What you need to do >> Repeat, exactly and completely, the entries shown underneath.

Records about charts and figures:
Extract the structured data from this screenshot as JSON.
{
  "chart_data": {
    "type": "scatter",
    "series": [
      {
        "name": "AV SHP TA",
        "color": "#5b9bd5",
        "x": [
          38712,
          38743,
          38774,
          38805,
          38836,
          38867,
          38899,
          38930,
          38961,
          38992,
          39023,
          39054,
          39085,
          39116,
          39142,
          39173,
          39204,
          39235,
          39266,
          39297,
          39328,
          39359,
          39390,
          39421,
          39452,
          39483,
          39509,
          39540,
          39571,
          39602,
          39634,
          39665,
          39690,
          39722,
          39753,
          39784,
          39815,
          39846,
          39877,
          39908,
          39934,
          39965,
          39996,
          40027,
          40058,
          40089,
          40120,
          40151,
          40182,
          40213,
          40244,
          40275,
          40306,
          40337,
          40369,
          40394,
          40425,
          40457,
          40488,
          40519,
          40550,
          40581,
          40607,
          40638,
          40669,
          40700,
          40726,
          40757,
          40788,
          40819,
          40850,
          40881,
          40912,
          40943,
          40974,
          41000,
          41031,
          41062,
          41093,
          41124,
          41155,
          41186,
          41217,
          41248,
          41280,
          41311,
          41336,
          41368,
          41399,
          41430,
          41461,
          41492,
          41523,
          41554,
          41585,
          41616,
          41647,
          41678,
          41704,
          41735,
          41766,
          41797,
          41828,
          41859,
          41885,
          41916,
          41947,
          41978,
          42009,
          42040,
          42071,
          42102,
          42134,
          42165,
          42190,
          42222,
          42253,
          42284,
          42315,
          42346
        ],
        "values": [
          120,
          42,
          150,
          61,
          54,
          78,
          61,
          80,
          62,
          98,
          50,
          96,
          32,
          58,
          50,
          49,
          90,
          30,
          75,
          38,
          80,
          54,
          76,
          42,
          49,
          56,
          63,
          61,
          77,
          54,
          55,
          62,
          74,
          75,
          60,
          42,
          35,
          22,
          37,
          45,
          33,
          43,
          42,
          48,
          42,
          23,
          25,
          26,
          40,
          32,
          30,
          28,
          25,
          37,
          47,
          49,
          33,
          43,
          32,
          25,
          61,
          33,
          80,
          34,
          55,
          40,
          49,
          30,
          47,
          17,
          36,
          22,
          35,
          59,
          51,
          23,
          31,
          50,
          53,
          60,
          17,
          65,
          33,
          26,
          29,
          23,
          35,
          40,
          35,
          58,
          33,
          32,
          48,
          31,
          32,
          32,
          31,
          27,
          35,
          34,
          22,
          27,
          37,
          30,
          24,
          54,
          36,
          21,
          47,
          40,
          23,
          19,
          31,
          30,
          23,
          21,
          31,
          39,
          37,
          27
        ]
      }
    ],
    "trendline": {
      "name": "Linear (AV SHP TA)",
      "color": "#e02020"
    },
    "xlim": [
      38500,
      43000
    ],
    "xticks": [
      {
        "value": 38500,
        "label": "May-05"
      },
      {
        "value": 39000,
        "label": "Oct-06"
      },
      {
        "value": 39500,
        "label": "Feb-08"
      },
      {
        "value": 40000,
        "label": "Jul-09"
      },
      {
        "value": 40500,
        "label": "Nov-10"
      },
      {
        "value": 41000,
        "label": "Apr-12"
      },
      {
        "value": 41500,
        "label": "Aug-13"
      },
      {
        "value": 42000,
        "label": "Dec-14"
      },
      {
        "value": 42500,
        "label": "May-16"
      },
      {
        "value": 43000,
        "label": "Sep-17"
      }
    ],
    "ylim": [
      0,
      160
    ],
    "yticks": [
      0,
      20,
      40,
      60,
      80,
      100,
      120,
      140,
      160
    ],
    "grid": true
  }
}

Result of this task >>
Extract the structured data from this screenshot as JSON.
{
  "chart_data": {
    "type": "scatter",
    "series": [
      {
        "name": "AV SHP TA",
        "color": "#5b9bd5",
        "x": [
          38712,
          38743,
          38774,
          38805,
          38836,
          38867,
          38899,
          38930,
          38961,
          38992,
          39023,
          39054,
          39085,
          39116,
          39142,
          39173,
          39204,
          39235,
          39266,
          39297,
          39328,
          39359,
          39390,
          39421,
          39452,
          39483,
          39509,
          39540,
          39571,
          39602,
          39634,
          39665,
          39690,
          39722,
          39753,
          39784,
          39815,
          39846,
          39877,
          39908,
          39934,
          39965,
          39996,
          40027,
          40058,
          40089,
          40120,
          40151,
          40182,
          40213,
          40244,
          40275,
          40306,
          40337,
          40369,
          40394,
          40425,
          40457,
          40488,
          40519,
          40550,
          40581,
          40607,
          40638,
          40669,
          40700,
          40726,
          40757,
          40788,
          40819,
          40850,
          40881,
          40912,
          40943,
          40974,
          41000,
          41031,
          41062,
          41093,
          41124,
          41155,
          41186,
          41217,
          41248,
          41280,
          41311,
          41336,
          41368,
          41399,
          41430,
          41461,
          41492,
          41523,
          41554,
          41585,
          41616,
          41647,
          41678,
          41704,
          41735,
          41766,
          41797,
          41828,
          41859,
          41885,
          41916,
          41947,
          41978,
          42009,
          42040,
          42071,
          42102,
          42134,
          42165,
          42190,
          42222,
          42253,
          42284,
          42315,
          42346
        ],
        "values": [
          120,
          42,
          150,
          61,
          54,
          78,
          61,
          80,
          62,
          98,
          50,
          96,
          32,
          58,
          50,
          49,
          90,
          30,
          75,
          38,
          80,
          54,
          76,
          42,
          49,
          56,
          63,
          61,
          77,
          54,
          55,
          62,
          74,
          75,
          60,
          42,
          35,
          22,
          37,
          45,
          33,
          43,
          42,
          48,
          42,
          23,
          25,
          26,
          40,
          32,
          30,
          28,
          25,
          37,
          47,
          49,
          33,
          43,
          32,
          25,
          61,
          33,
          80,
          34,
          55,
          40,
          49,
          30,
          47,
          17,
          36,
          22,
          35,
          59,
          51,
          23,
          31,
          50,
          53,
          60,
          17,
          65,
          33,
          26,
          29,
          23,
          35,
          40,
          35,
          58,
          33,
          32,
          48,
          31,
          32,
          32,
          31,
          27,
          35,
          34,
          22,
          27,
          37,
          30,
          24,
          54,
          36,
          21,
          47,
          40,
          23,
          19,
          31,
          30,
          23,
          21,
          31,
          39,
          37,
          27
        ]
      }
    ],
    "trendline": {
      "name": "Linear (AV SHP TA)",
      "color": "#e02020"
    },
    "xlim": [
      38500,
      43000
    ],
    "xticks": [
      {
        "value": 38500,
        "label": "May-05"
      },
      {
        "value": 39000,
        "label": "Oct-06"
      },
      {
        "value": 39500,
        "label": "Feb-08"
      },
      {
        "value": 40000,
        "label": "Jul-09"
      },
      {
        "value": 40500,
        "label": "Nov-10"
      },
      {
        "value": 41000,
        "label": "Apr-12"
      },
      {
        "value": 41500,
        "label": "Aug-13"
      },
      {
        "value": 42000,
        "label": "Dec-14"
      },
      {
        "value": 42500,
        "label": "May-16"
      },
      {
        "value": 43000,
        "label": "Sep-17"
      }
    ],
    "ylim": [
      0,
      160
    ],
    "yticks": [
      0,
      20,
      40,
      60,
      80,
      100,
      120,
      140,
      160
    ],
    "grid": true
  }
}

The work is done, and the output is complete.